Data entries:
--------
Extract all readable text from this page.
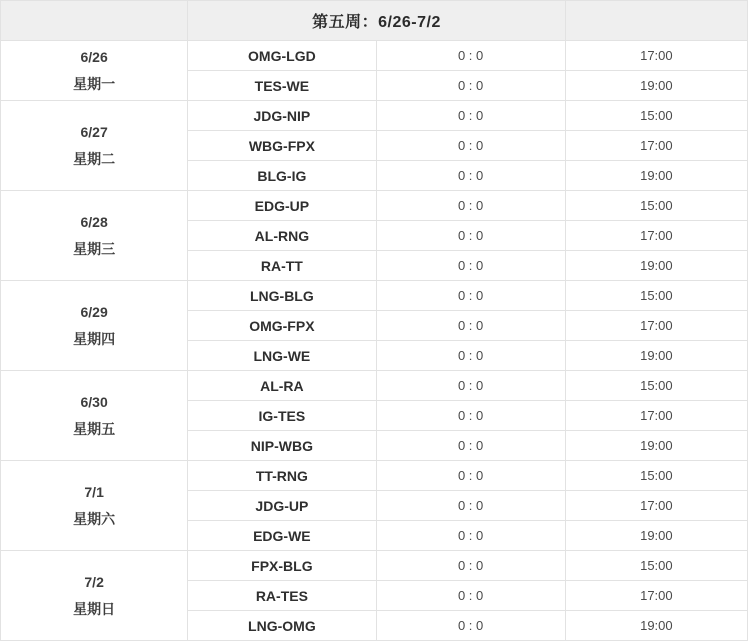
	第五周：6/26-7/2		

6/26
星期一	OMG-LGD	0 : 0	17:00
	TES-WE	0 : 0	19:00

6/27
星期二	JDG-NIP	0 : 0	15:00
	WBG-FPX	0 : 0	17:00
	BLG-IG	0 : 0	19:00

6/28
星期三	EDG-UP	0 : 0	15:00
	AL-RNG	0 : 0	17:00
	RA-TT	0 : 0	19:00

6/29
星期四	LNG-BLG	0 : 0	15:00
	OMG-FPX	0 : 0	17:00
	LNG-WE	0 : 0	19:00

6/30
星期五	AL-RA	0 : 0	15:00
	IG-TES	0 : 0	17:00
	NIP-WBG	0 : 0	19:00

7/1
星期六	TT-RNG	0 : 0	15:00
	JDG-UP	0 : 0	17:00
	EDG-WE	0 : 0	19:00

7/2
星期日	FPX-BLG	0 : 0	15:00
	RA-TES	0 : 0	17:00
	LNG-OMG	0 : 0	19:00
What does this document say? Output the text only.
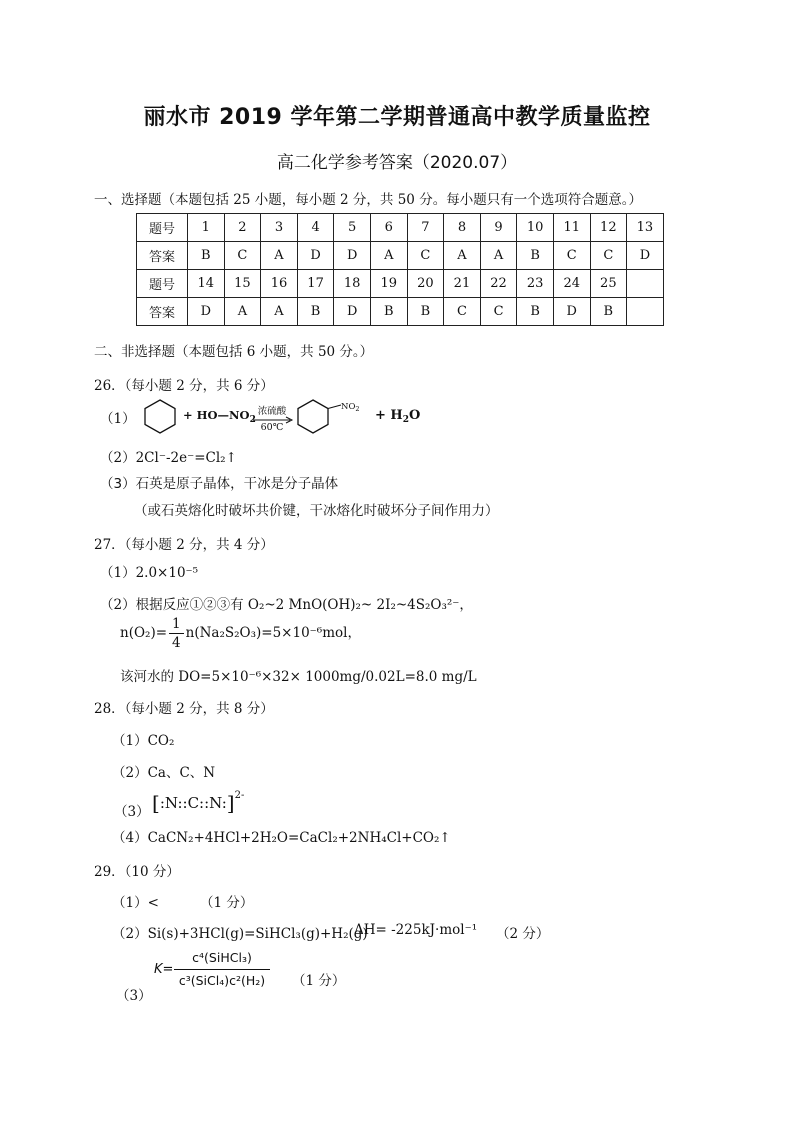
丽水市 2019 学年第二学期普通高中教学质量监控
高二化学参考答案（2020.07）
一、选择题（本题包括 25 小题，每小题 2 分，共 50 分。每小题只有一个选项符合题意。）
题号	1	2	3	4	5	6	7	8	9	10	11	12	13
答案	B	C	A	D	D	A	C	A	A	B	C	C	D
题号	14	15	16	17	18	19	20	21	22	23	24	25	
答案	D	A	A	B	D	B	B	C	C	B	D	B	
二、非选择题（本题包括 6 小题，共 50 分。）
26．（每小题 2 分，共 6 分）
（1）	+ $HO—NO_2$
浓硫酸
60℃
$NO_2 + H_2O$
（2）2Cl⁻-2e⁻=Cl₂↑
（3）石英是原子晶体，干冰是分子晶体
（或石英熔化时破坏共价键，干冰熔化时破坏分子间作用力）
27．（每小题 2 分，共 4 分）
（1）2.0×10⁻⁵
（2）根据反应①②③有 O₂~2 MnO(OH)₂~ 2I₂~4S₂O₃²⁻，
$n(O_2)= \frac{1}{4} n(Na_2S_2O_3)=5\times 10^{-6}mol$，
该河水的 DO=5×10⁻⁶×32× 1000mg/0.02L=8.0 mg/L
28．（每小题 2 分，共 8 分）
（1）CO₂
（2）Ca、C、N
（3） [:N::C::N:]$^{2-}$
（4）CaCN₂+4HCl+2H₂O=CaCl₂+2NH₄Cl+CO₂↑
29．（10 分）
（1）<	（1 分）
（2）Si(s)+3HCl(g)=SiHCl₃(g)+H₂(g)
ΔH= -225kJ·mol⁻¹ （2 分）
K=
c⁴(SiHCl₃)
c³(SiCl₄)c²(H₂)	（1 分）
（3）
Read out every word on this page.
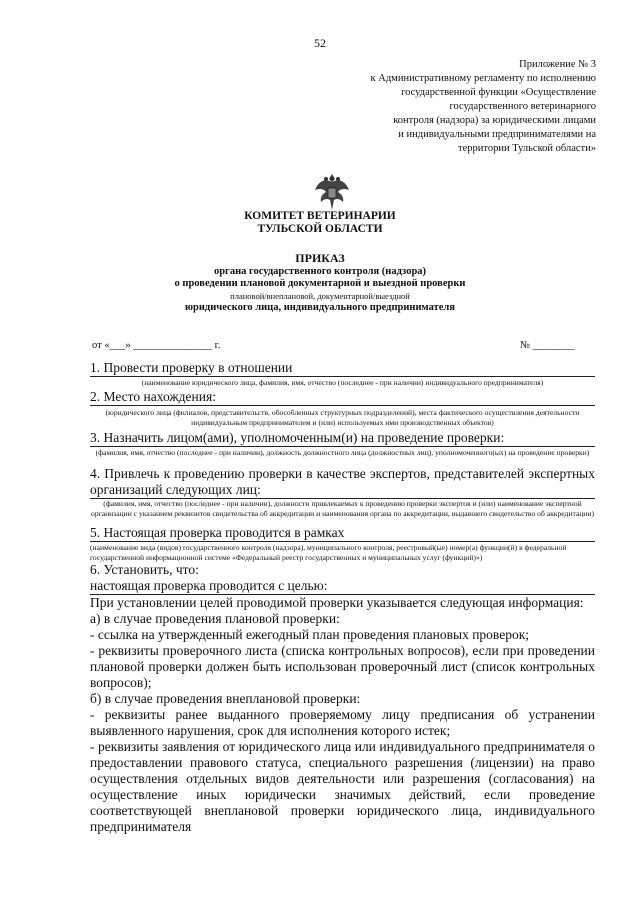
52
Приложение № 3
к Административному регламенту по исполнению
государственной функции «Осуществление
государственного ветеринарного
контроля (надзора) за юридическими лицами
и индивидуальными предпринимателями на
территории Тульской области»
КОМИТЕТ ВЕТЕРИНАРИИ
ТУЛЬСКОЙ ОБЛАСТИ
ПРИКАЗ
органа государственного контроля (надзора)
о проведении плановой документарной и выездной проверки
плановой/внеплановой, документарной/выездной
юридического лица, индивидуального предпринимателя
от «___» _______________ г.	№ ________
1. Провести проверку в отношении
(наименование юридического лица, фамилия, имя, отчество (последнее - при наличии) индивидуального предпринимателя)
2. Место нахождения:
(юридического лица (филиалов, представительств, обособленных структурных подразделений), места фактического осуществления деятельности индивидуальным предпринимателем и (или) используемых ими производственных объектов)
3. Назначить лицом(ами), уполномоченным(и) на проведение проверки:
(фамилия, имя, отчество (последнее - при наличии), должность должностного лица (должностных лиц), уполномоченного(ых) на проведение проверки)
4. Привлечь к проведению проверки в качестве экспертов, представителей экспертных организаций следующих лиц:
(фамилия, имя, отчество (последнее - при наличии), должности привлекаемых к проведению проверки экспертов и (или) наименование экспертной организации с указанием реквизитов свидетельства об аккредитации и наименования органа по аккредитации, выдавшего свидетельство об аккредитации)
5. Настоящая проверка проводится в рамках
(наименование вида (видов) государственного контроля (надзора), муниципального контроля, реестровый(ые) номер(а) функции(й) в федеральной государственной информационной системе «Федеральный реестр государственных и муниципальных услуг (функций)»)
6. Установить, что:
настоящая проверка проводится с целью:

При установлении целей проводимой проверки указывается следующая информация:

а) в случае проведения плановой проверки:

- ссылка на утвержденный ежегодный план проведения плановых проверок;

- реквизиты проверочного листа (списка контрольных вопросов), если при проведении плановой проверки должен быть использован проверочный лист (список контрольных вопросов);

б) в случае проведения внеплановой проверки:

- реквизиты ранее выданного проверяемому лицу предписания об устранении выявленного нарушения, срок для исполнения которого истек;

- реквизиты заявления от юридического лица или индивидуального предпринимателя о предоставлении правового статуса, специального разрешения (лицензии) на право осуществления отдельных видов деятельности или разрешения (согласования) на осуществление иных юридически значимых действий, если проведение соответствующей внеплановой проверки юридического лица, индивидуального предпринимателя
--------
Write out the listing word for word, omitting the pictures it holds.

THE COMPLETED TASK
Extract all readable text from this page.
	第五周：6/26-7/2		

6/26
星期一	OMG-LGD	0 : 0	17:00
	TES-WE	0 : 0	19:00

6/27
星期二	JDG-NIP	0 : 0	15:00
	WBG-FPX	0 : 0	17:00
	BLG-IG	0 : 0	19:00

6/28
星期三	EDG-UP	0 : 0	15:00
	AL-RNG	0 : 0	17:00
	RA-TT	0 : 0	19:00

6/29
星期四	LNG-BLG	0 : 0	15:00
	OMG-FPX	0 : 0	17:00
	LNG-WE	0 : 0	19:00

6/30
星期五	AL-RA	0 : 0	15:00
	IG-TES	0 : 0	17:00
	NIP-WBG	0 : 0	19:00

7/1
星期六	TT-RNG	0 : 0	15:00
	JDG-UP	0 : 0	17:00
	EDG-WE	0 : 0	19:00

7/2
星期日	FPX-BLG	0 : 0	15:00
	RA-TES	0 : 0	17:00
	LNG-OMG	0 : 0	19:00
What does this document say? Output the text only.
丽水市 2019 学年第二学期普通高中教学质量监控
高二化学参考答案（2020.07）
一、选择题（本题包括 25 小题，每小题 2 分，共 50 分。每小题只有一个选项符合题意。）
题号	1	2	3	4	5	6	7	8	9	10	11	12	13
答案	B	C	A	D	D	A	C	A	A	B	C	C	D
题号	14	15	16	17	18	19	20	21	22	23	24	25	
答案	D	A	A	B	D	B	B	C	C	B	D	B	
二、非选择题（本题包括 6 小题，共 50 分。）
26．（每小题 2 分，共 6 分）
（1）	+ $HO—NO_2$
浓硫酸
60℃
$NO_2 + H_2O$
（2）2Cl⁻-2e⁻=Cl₂↑
（3）石英是原子晶体，干冰是分子晶体
（或石英熔化时破坏共价键，干冰熔化时破坏分子间作用力）
27．（每小题 2 分，共 4 分）
（1）2.0×10⁻⁵
（2）根据反应①②③有 O₂~2 MnO(OH)₂~ 2I₂~4S₂O₃²⁻，
$n(O_2)= \frac{1}{4} n(Na_2S_2O_3)=5\times 10^{-6}mol$，
该河水的 DO=5×10⁻⁶×32× 1000mg/0.02L=8.0 mg/L
28．（每小题 2 分，共 8 分）
（1）CO₂
（2）Ca、C、N
（3） [:N::C::N:]$^{2-}$
（4）CaCN₂+4HCl+2H₂O=CaCl₂+2NH₄Cl+CO₂↑
29．（10 分）
（1）<	（1 分）
（2）Si(s)+3HCl(g)=SiHCl₃(g)+H₂(g)
ΔH= -225kJ·mol⁻¹ （2 分）
K=
c⁴(SiHCl₃)
c³(SiCl₄)c²(H₂)	（1 分）
（3）
Read out every word on this page.
52
Приложение № 3
к Административному регламенту по исполнению
государственной функции «Осуществление
государственного ветеринарного
контроля (надзора) за юридическими лицами
и индивидуальными предпринимателями на
территории Тульской области»
КОМИТЕТ ВЕТЕРИНАРИИ
ТУЛЬСКОЙ ОБЛАСТИ
ПРИКАЗ
органа государственного контроля (надзора)
о проведении плановой документарной и выездной проверки
плановой/внеплановой, документарной/выездной
юридического лица, индивидуального предпринимателя
от «___» _______________ г.	№ ________
1. Провести проверку в отношении
(наименование юридического лица, фамилия, имя, отчество (последнее - при наличии) индивидуального предпринимателя)
2. Место нахождения:
(юридического лица (филиалов, представительств, обособленных структурных подразделений), места фактического осуществления деятельности индивидуальным предпринимателем и (или) используемых ими производственных объектов)
3. Назначить лицом(ами), уполномоченным(и) на проведение проверки:
(фамилия, имя, отчество (последнее - при наличии), должность должностного лица (должностных лиц), уполномоченного(ых) на проведение проверки)
4. Привлечь к проведению проверки в качестве экспертов, представителей экспертных организаций следующих лиц:
(фамилия, имя, отчество (последнее - при наличии), должности привлекаемых к проведению проверки экспертов и (или) наименование экспертной организации с указанием реквизитов свидетельства об аккредитации и наименования органа по аккредитации, выдавшего свидетельство об аккредитации)
5. Настоящая проверка проводится в рамках
(наименование вида (видов) государственного контроля (надзора), муниципального контроля, реестровый(ые) номер(а) функции(й) в федеральной государственной информационной системе «Федеральный реестр государственных и муниципальных услуг (функций)»)
6. Установить, что:
настоящая проверка проводится с целью:

При установлении целей проводимой проверки указывается следующая информация:

а) в случае проведения плановой проверки:

- ссылка на утвержденный ежегодный план проведения плановых проверок;

- реквизиты проверочного листа (списка контрольных вопросов), если при проведении плановой проверки должен быть использован проверочный лист (список контрольных вопросов);

б) в случае проведения внеплановой проверки:

- реквизиты ранее выданного проверяемому лицу предписания об устранении выявленного нарушения, срок для исполнения которого истек;

- реквизиты заявления от юридического лица или индивидуального предпринимателя о предоставлении правового статуса, специального разрешения (лицензии) на право осуществления отдельных видов деятельности или разрешения (согласования) на осуществление иных юридически значимых действий, если проведение соответствующей внеплановой проверки юридического лица, индивидуального предпринимателя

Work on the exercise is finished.